- [Stored records]:
** Begin **

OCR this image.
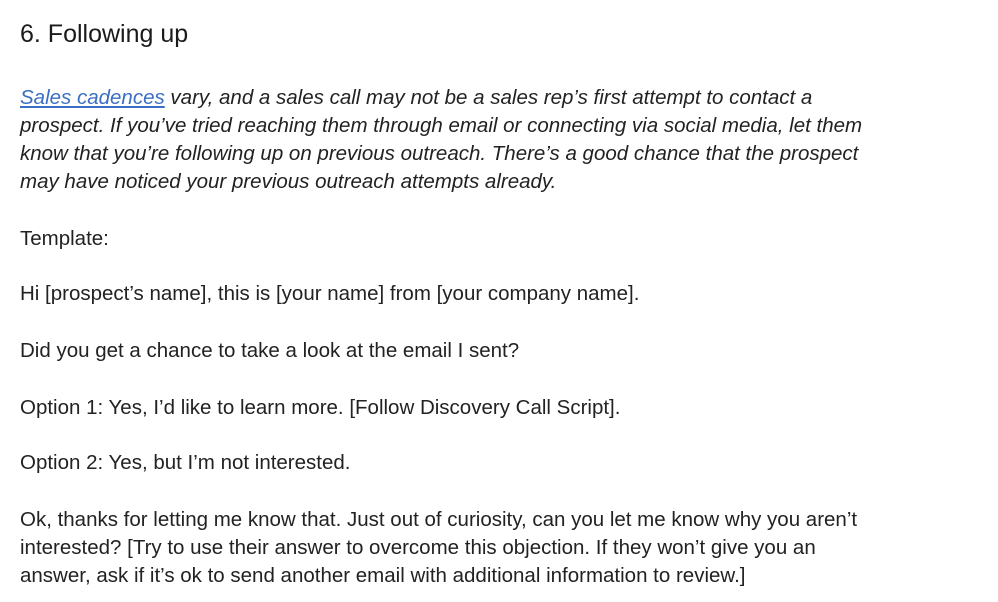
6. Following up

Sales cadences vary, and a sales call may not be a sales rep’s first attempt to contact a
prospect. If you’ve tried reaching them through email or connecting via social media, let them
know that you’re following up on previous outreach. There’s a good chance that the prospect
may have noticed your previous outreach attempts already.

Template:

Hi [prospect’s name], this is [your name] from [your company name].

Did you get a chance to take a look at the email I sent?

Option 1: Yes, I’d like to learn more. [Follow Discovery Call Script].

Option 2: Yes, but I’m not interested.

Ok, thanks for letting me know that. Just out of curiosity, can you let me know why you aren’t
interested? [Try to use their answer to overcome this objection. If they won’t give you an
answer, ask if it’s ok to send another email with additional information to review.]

** End **

- [What is needed]:
Go through the entries above and output them exactly, without pictures.

- [Solved exercise]:
OCR this image.
6. Following up

Sales cadences vary, and a sales call may not be a sales rep’s first attempt to contact a
prospect. If you’ve tried reaching them through email or connecting via social media, let them
know that you’re following up on previous outreach. There’s a good chance that the prospect
may have noticed your previous outreach attempts already.

Template:

Hi [prospect’s name], this is [your name] from [your company name].

Did you get a chance to take a look at the email I sent?

Option 1: Yes, I’d like to learn more. [Follow Discovery Call Script].

Option 2: Yes, but I’m not interested.

Ok, thanks for letting me know that. Just out of curiosity, can you let me know why you aren’t
interested? [Try to use their answer to overcome this objection. If they won’t give you an
answer, ask if it’s ok to send another email with additional information to review.]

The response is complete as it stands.